* Work to do *
State only the count of lines in the listing below that hold "September".

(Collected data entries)
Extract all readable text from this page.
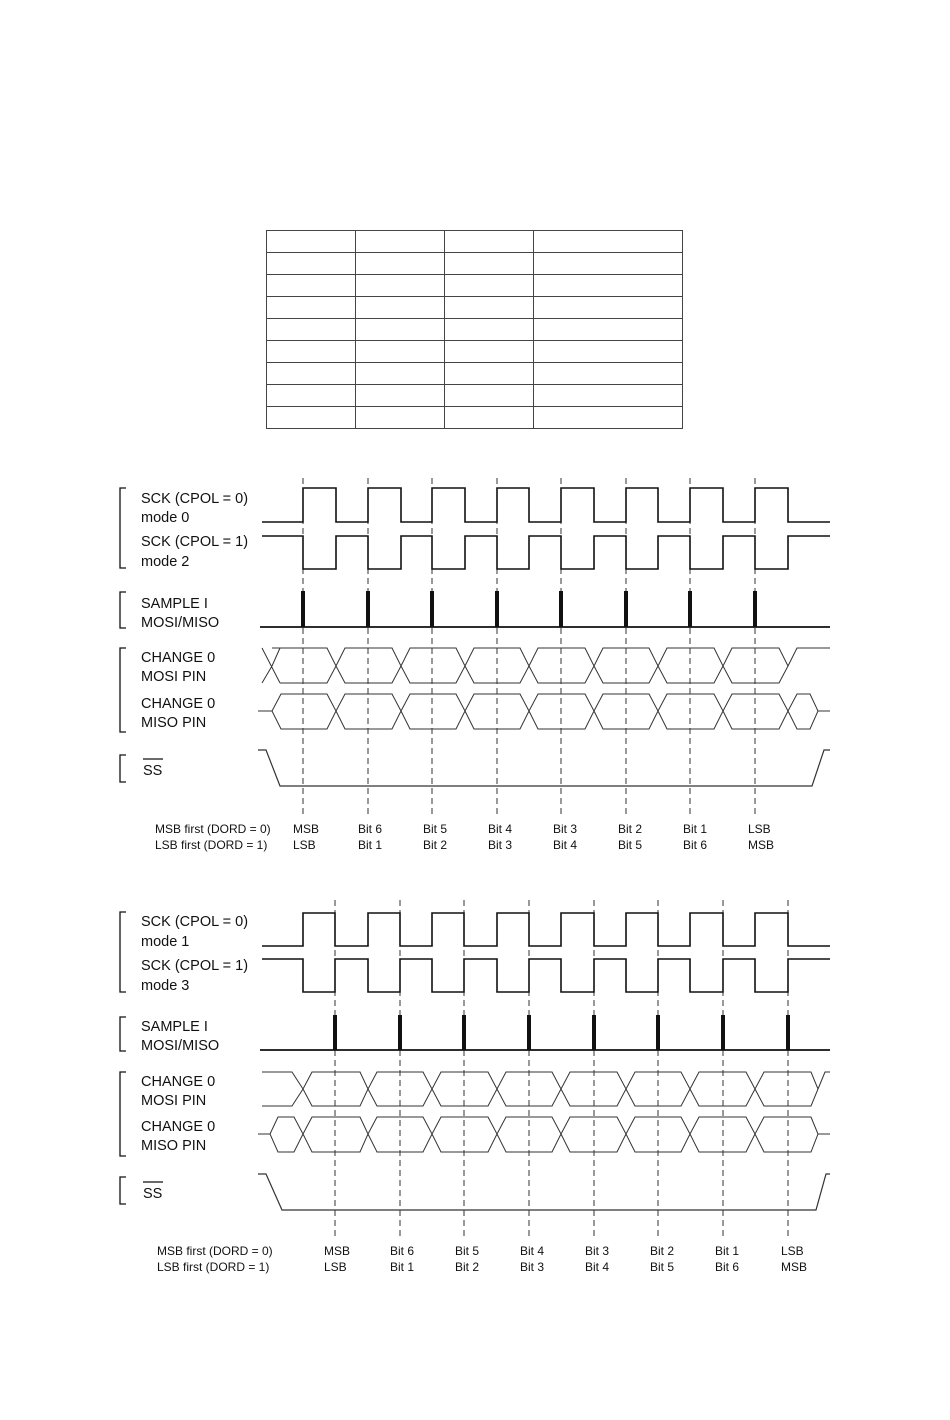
SCK (CPOL = 0)
mode 0
SCK (CPOL = 1)
mode 2
SAMPLE I
MOSI/MISO
CHANGE 0
MOSI PIN
CHANGE 0
MISO PIN
SS
MSB first (DORD = 0)
LSB first (DORD = 1)
MSB	Bit 6	Bit 5	Bit 4	Bit 3	Bit 2	Bit 1	LSB
LSB	Bit 1	Bit 2	Bit 3	Bit 4	Bit 5	Bit 6	MSB
SCK (CPOL = 0)
mode 1
SCK (CPOL = 1)
mode 3
SAMPLE I
MOSI/MISO
CHANGE 0
MOSI PIN
CHANGE 0
MISO PIN
SS
MSB first (DORD = 0)
LSB first (DORD = 1)
MSB	Bit 6	Bit 5	Bit 4	Bit 3	Bit 2	Bit 1	LSB
LSB	Bit 1	Bit 2	Bit 3	Bit 4	Bit 5	Bit 6	MSB
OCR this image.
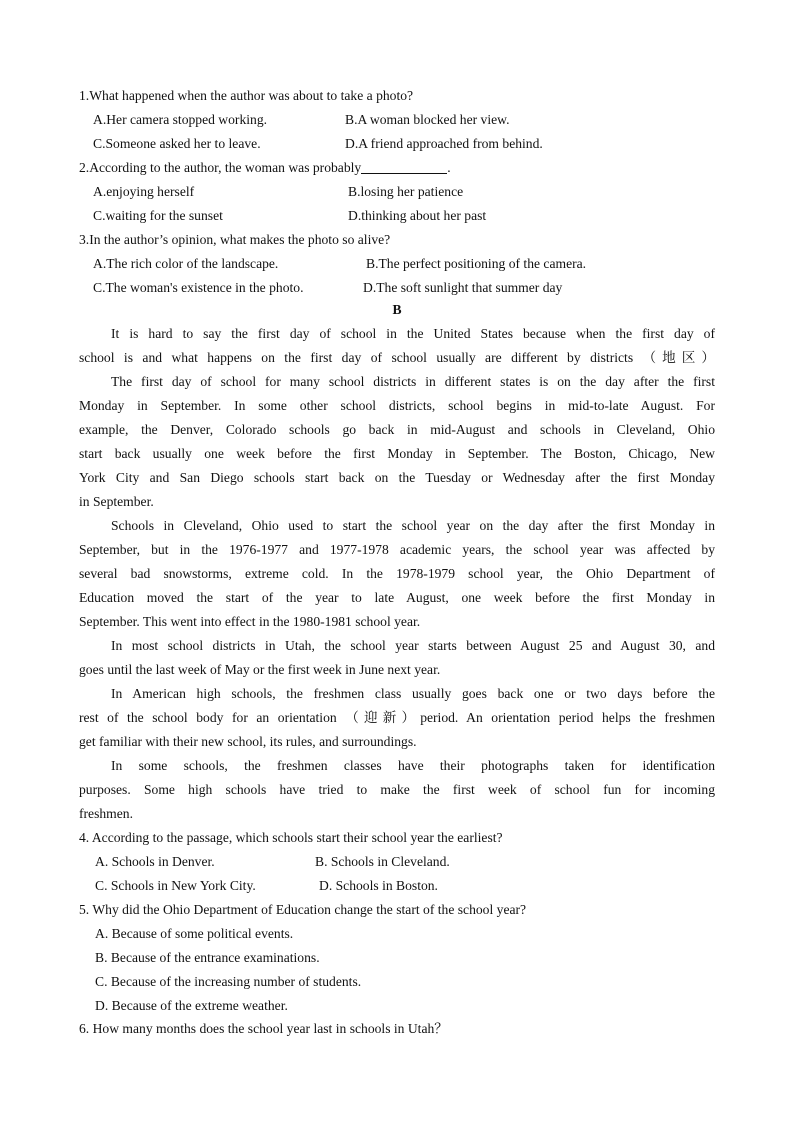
1.What happened when the author was about to take a photo?
A.Her camera stopped working.	B.A woman blocked her view.
C.Someone asked her to leave.	D.A friend approached from behind.
2.According to the author, the woman was probably	.
A.enjoying herself	B.losing her patience
C.waiting for the sunset	D.thinking about her past
3.In the author’s opinion, what makes the photo so alive?
A.The rich color of the landscape.	B.The perfect positioning of the camera.
C.The woman's existence in the photo.	D.The soft sunlight that summer day
B
It is hard to say the first day of school in the United States because when the first day of
school is and what happens on the first day of school usually are different by districts （地区）
The first day of school for many school districts in different states is on the day after the first
Monday in September. In some other school districts, school begins in mid-to-late August. For
example, the Denver, Colorado schools go back in mid-August and schools in Cleveland, Ohio
start back usually one week before the first Monday in September. The Boston, Chicago, New
York City and San Diego schools start back on the Tuesday or Wednesday after the first Monday
in September.
Schools in Cleveland, Ohio used to start the school year on the day after the first Monday in
September, but in the 1976-1977 and 1977-1978 academic years, the school year was affected by
several bad snowstorms, extreme cold. In the 1978-1979 school year, the Ohio Department of
Education moved the start of the year to late August, one week before the first Monday in
September. This went into effect in the 1980-1981 school year.
In most school districts in Utah, the school year starts between August 25 and August 30, and
goes until the last week of May or the first week in June next year.
In American high schools, the freshmen class usually goes back one or two days before the
rest of the school body for an orientation （迎新）period. An orientation period helps the freshmen
get familiar with their new school, its rules, and surroundings.
In some schools, the freshmen classes have their photographs taken for identification
purposes. Some high schools have tried to make the first week of school fun for incoming
freshmen.
4. According to the passage, which schools start their school year the earliest?
A. Schools in Denver.	B. Schools in Cleveland.
C. Schools in New York City.	D. Schools in Boston.
5. Why did the Ohio Department of Education change the start of the school year?
A. Because of some political events.
B. Because of the entrance examinations.
C. Because of the increasing number of students.
D. Because of the extreme weather.
6. How many months does the school year last in schools in Utah？
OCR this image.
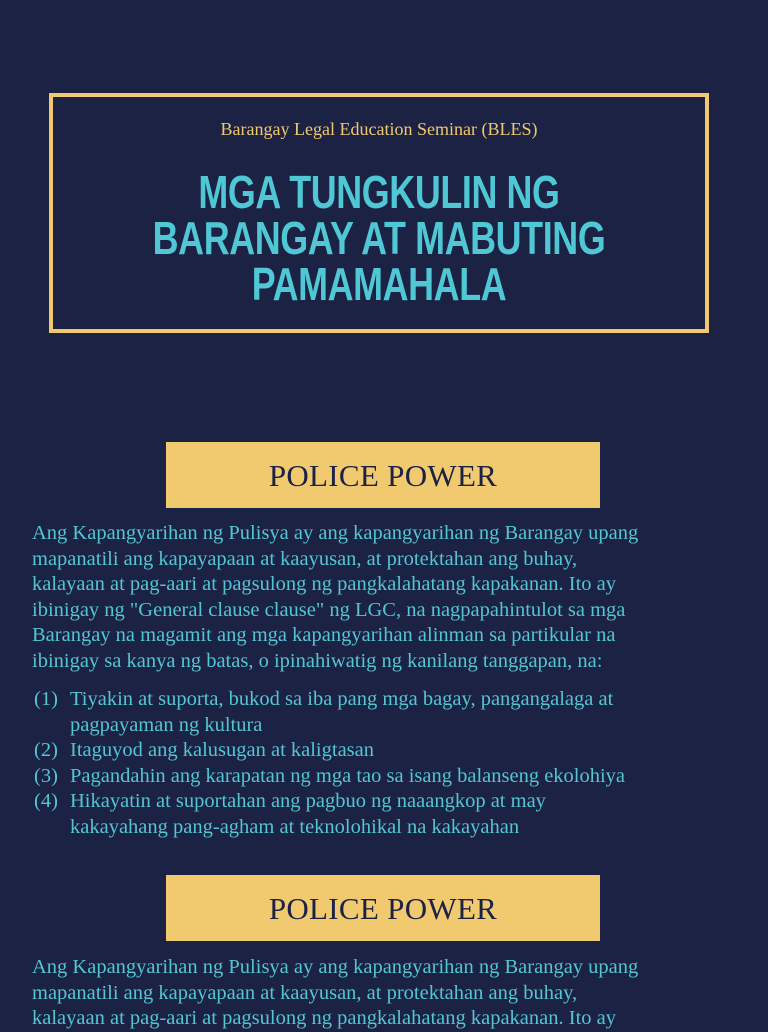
Barangay Legal Education Seminar (BLES)
MGA TUNGKULIN NG
BARANGAY AT MABUTING
PAMAMAHALA
POLICE POWER

Ang Kapangyarihan ng Pulisya ay ang kapangyarihan ng Barangay upang
mapanatili ang kapayapaan at kaayusan, at protektahan ang buhay,
kalayaan at pag-aari at pagsulong ng pangkalahatang kapakanan. Ito ay
ibinigay ng "General clause clause" ng LGC, na nagpapahintulot sa mga
Barangay na magamit ang mga kapangyarihan alinman sa partikular na
ibinigay sa kanya ng batas, o ipinahiwatig ng kanilang tanggapan, na:

(1) Tiyakin at suporta, bukod sa iba pang mga bagay, pangangalaga at
pagpayaman ng kultura
(2) Itaguyod ang kalusugan at kaligtasan
(3) Pagandahin ang karapatan ng mga tao sa isang balanseng ekolohiya
(4) Hikayatin at suportahan ang pagbuo ng naaangkop at may
kakayahang pang-agham at teknolohikal na kakayahan
POLICE POWER

Ang Kapangyarihan ng Pulisya ay ang kapangyarihan ng Barangay upang
mapanatili ang kapayapaan at kaayusan, at protektahan ang buhay,
kalayaan at pag-aari at pagsulong ng pangkalahatang kapakanan. Ito ay
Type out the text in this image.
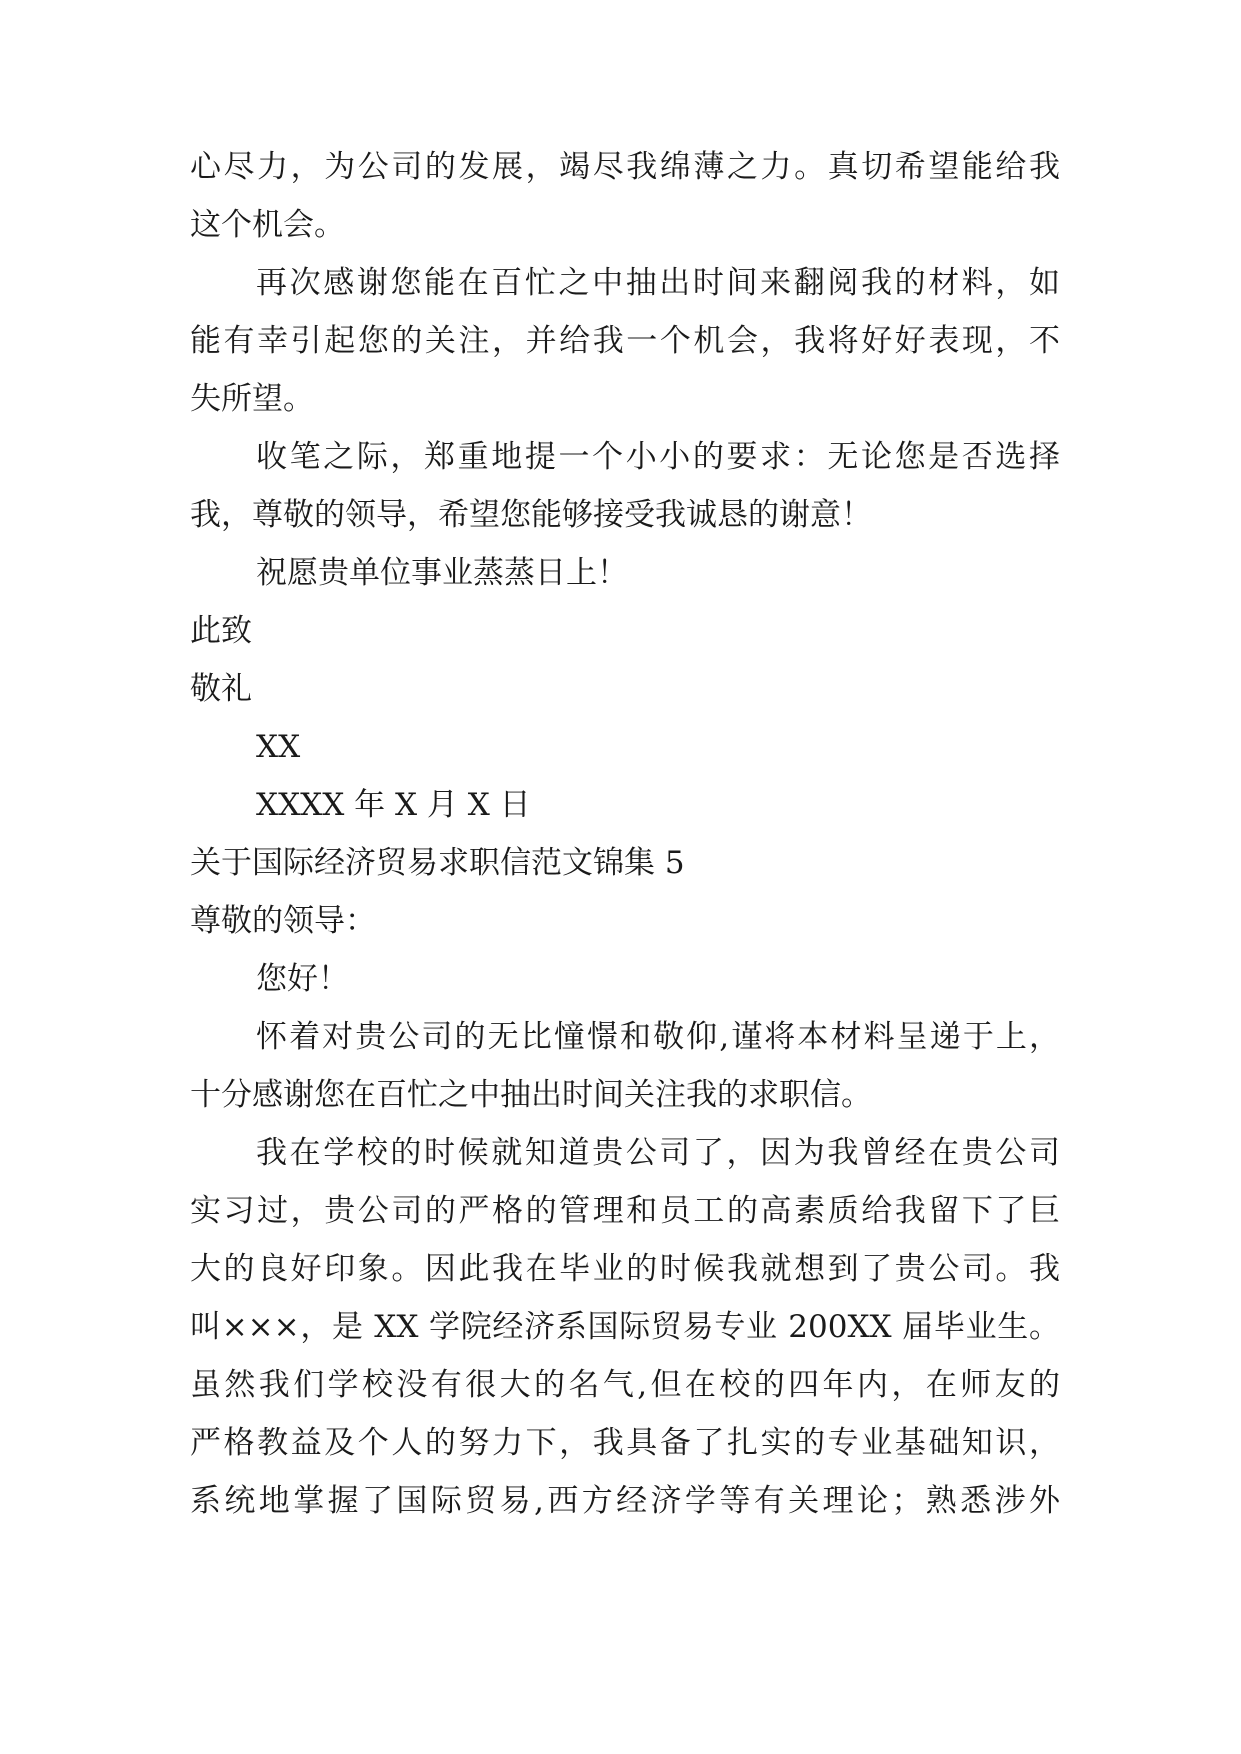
心尽力，为公司的发展，竭尽我绵薄之力。真切希望能给我
这个机会。
再次感谢您能在百忙之中抽出时间来翻阅我的材料，如
能有幸引起您的关注，并给我一个机会，我将好好表现，不
失所望。
收笔之际，郑重地提一个小小的要求：无论您是否选择
我，尊敬的领导，希望您能够接受我诚恳的谢意！
祝愿贵单位事业蒸蒸日上！
此致
敬礼
XX
XXXX 年 X 月 X 日
关于国际经济贸易求职信范文锦集 5
尊敬的领导：
您好！
怀着对贵公司的无比憧憬和敬仰,谨将本材料呈递于上，
十分感谢您在百忙之中抽出时间关注我的求职信。
我在学校的时候就知道贵公司了，因为我曾经在贵公司
实习过，贵公司的严格的管理和员工的高素质给我留下了巨
大的良好印象。因此我在毕业的时候我就想到了贵公司。我
叫×××，是 XX 学院经济系国际贸易专业 200XX 届毕业生。
虽然我们学校没有很大的名气,但在校的四年内，在师友的
严格教益及个人的努力下，我具备了扎实的专业基础知识，
系统地掌握了国际贸易,西方经济学等有关理论；熟悉涉外
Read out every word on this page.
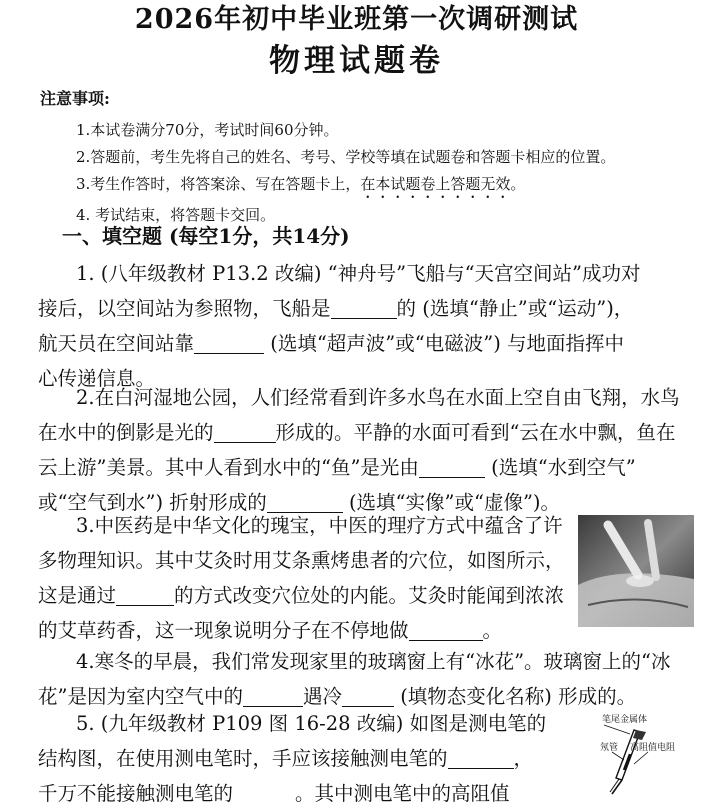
2026年初中毕业班第一次调研测试
物理试题卷
注意事项:
1.本试卷满分70分，考试时间60分钟。
2.答题前，考生先将自己的姓名、考号、学校等填在试题卷和答题卡相应的位置。
3.考生作答时，将答案涂、写在答题卡上，在本试题卷上答题无效。
4. 考试结束，将答题卡交回。
一、填空题 (每空1分，共14分)

1. (八年级教材 P13.2 改编) “神舟号”飞船与“天宫空间站”成功对

接后，以空间站为参照物，飞船是	的 (选填“静止”或“运动”)，

航天员在空间站靠	(选填“超声波”或“电磁波”) 与地面指挥中

心传递信息。

2.在白河湿地公园，人们经常看到许多水鸟在水面上空自由飞翔，水鸟

在水中的倒影是光的	形成的。平静的水面可看到“云在水中飘，鱼在

云上游”美景。其中人看到水中的“鱼”是光由	(选填“水到空气”

或“空气到水”) 折射形成的	(选填“实像”或“虚像”)。

3.中医药是中华文化的瑰宝，中医的理疗方式中蕴含了许

多物理知识。其中艾灸时用艾条熏烤患者的穴位，如图所示，

这是通过	的方式改变穴位处的内能。艾灸时能闻到浓浓

的艾草药香，这一现象说明分子在不停地做	。

4.寒冬的早晨，我们常发现家里的玻璃窗上有“冰花”。玻璃窗上的“冰

花”是因为室内空气中的	遇冷	(填物态变化名称) 形成的。

5. (九年级教材 P109 图 16-28 改编) 如图是测电笔的

结构图，在使用测电笔时，手应该接触测电笔的	，

千万不能接触测电笔的	。其中测电笔中的高阻值

笔尾金属体
氖管 高阻值电阻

* Result of this exercise *
5